■ **Aim**: Copy out all the records exactly.

Extracted data entries

______

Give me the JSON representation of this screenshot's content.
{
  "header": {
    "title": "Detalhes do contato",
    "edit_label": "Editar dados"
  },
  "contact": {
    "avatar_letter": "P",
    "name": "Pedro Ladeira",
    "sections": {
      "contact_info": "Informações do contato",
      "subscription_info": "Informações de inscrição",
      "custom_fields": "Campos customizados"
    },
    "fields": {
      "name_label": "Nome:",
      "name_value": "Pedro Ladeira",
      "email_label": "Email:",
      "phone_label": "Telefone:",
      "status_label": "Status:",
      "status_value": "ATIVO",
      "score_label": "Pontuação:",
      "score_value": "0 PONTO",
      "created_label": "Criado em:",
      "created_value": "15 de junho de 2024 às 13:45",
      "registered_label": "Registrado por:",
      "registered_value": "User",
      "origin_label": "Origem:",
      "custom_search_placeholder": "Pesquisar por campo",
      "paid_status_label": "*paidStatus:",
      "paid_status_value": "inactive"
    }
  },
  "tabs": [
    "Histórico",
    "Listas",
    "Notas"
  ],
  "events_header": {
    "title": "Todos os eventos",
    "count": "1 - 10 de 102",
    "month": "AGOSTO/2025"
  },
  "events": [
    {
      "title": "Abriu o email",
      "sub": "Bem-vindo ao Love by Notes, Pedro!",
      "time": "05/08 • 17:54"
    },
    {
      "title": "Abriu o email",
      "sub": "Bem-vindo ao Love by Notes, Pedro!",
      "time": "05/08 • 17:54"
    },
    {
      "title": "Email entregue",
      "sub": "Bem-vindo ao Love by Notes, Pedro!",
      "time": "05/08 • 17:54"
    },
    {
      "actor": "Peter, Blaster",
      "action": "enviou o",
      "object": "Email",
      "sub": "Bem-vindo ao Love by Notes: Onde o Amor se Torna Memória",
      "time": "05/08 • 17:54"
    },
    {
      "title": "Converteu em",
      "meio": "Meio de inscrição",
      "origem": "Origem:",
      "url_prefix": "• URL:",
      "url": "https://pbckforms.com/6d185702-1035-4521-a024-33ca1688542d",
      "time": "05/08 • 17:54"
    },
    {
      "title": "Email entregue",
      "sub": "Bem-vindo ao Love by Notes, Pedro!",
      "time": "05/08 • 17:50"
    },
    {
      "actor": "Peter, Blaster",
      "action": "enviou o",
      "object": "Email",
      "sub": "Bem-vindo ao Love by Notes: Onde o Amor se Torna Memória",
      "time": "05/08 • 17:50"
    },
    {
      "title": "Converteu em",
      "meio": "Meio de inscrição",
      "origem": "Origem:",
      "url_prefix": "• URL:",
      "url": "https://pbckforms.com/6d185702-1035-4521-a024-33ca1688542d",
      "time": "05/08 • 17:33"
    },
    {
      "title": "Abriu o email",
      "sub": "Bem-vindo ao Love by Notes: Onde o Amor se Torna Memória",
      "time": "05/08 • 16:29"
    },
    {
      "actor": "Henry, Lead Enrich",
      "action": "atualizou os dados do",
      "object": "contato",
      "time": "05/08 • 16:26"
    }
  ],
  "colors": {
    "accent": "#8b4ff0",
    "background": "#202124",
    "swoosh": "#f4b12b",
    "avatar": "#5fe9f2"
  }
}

______

■ **Written solution**:
Give me the JSON representation of this screenshot's content.
{
  "header": {
    "title": "Detalhes do contato",
    "edit_label": "Editar dados"
  },
  "contact": {
    "avatar_letter": "P",
    "name": "Pedro Ladeira",
    "sections": {
      "contact_info": "Informações do contato",
      "subscription_info": "Informações de inscrição",
      "custom_fields": "Campos customizados"
    },
    "fields": {
      "name_label": "Nome:",
      "name_value": "Pedro Ladeira",
      "email_label": "Email:",
      "phone_label": "Telefone:",
      "status_label": "Status:",
      "status_value": "ATIVO",
      "score_label": "Pontuação:",
      "score_value": "0 PONTO",
      "created_label": "Criado em:",
      "created_value": "15 de junho de 2024 às 13:45",
      "registered_label": "Registrado por:",
      "registered_value": "User",
      "origin_label": "Origem:",
      "custom_search_placeholder": "Pesquisar por campo",
      "paid_status_label": "*paidStatus:",
      "paid_status_value": "inactive"
    }
  },
  "tabs": [
    "Histórico",
    "Listas",
    "Notas"
  ],
  "events_header": {
    "title": "Todos os eventos",
    "count": "1 - 10 de 102",
    "month": "AGOSTO/2025"
  },
  "events": [
    {
      "title": "Abriu o email",
      "sub": "Bem-vindo ao Love by Notes, Pedro!",
      "time": "05/08 • 17:54"
    },
    {
      "title": "Abriu o email",
      "sub": "Bem-vindo ao Love by Notes, Pedro!",
      "time": "05/08 • 17:54"
    },
    {
      "title": "Email entregue",
      "sub": "Bem-vindo ao Love by Notes, Pedro!",
      "time": "05/08 • 17:54"
    },
    {
      "actor": "Peter, Blaster",
      "action": "enviou o",
      "object": "Email",
      "sub": "Bem-vindo ao Love by Notes: Onde o Amor se Torna Memória",
      "time": "05/08 • 17:54"
    },
    {
      "title": "Converteu em",
      "meio": "Meio de inscrição",
      "origem": "Origem:",
      "url_prefix": "• URL:",
      "url": "https://pbckforms.com/6d185702-1035-4521-a024-33ca1688542d",
      "time": "05/08 • 17:54"
    },
    {
      "title": "Email entregue",
      "sub": "Bem-vindo ao Love by Notes, Pedro!",
      "time": "05/08 • 17:50"
    },
    {
      "actor": "Peter, Blaster",
      "action": "enviou o",
      "object": "Email",
      "sub": "Bem-vindo ao Love by Notes: Onde o Amor se Torna Memória",
      "time": "05/08 • 17:50"
    },
    {
      "title": "Converteu em",
      "meio": "Meio de inscrição",
      "origem": "Origem:",
      "url_prefix": "• URL:",
      "url": "https://pbckforms.com/6d185702-1035-4521-a024-33ca1688542d",
      "time": "05/08 • 17:33"
    },
    {
      "title": "Abriu o email",
      "sub": "Bem-vindo ao Love by Notes: Onde o Amor se Torna Memória",
      "time": "05/08 • 16:29"
    },
    {
      "actor": "Henry, Lead Enrich",
      "action": "atualizou os dados do",
      "object": "contato",
      "time": "05/08 • 16:26"
    }
  ],
  "colors": {
    "accent": "#8b4ff0",
    "background": "#202124",
    "swoosh": "#f4b12b",
    "avatar": "#5fe9f2"
  }
}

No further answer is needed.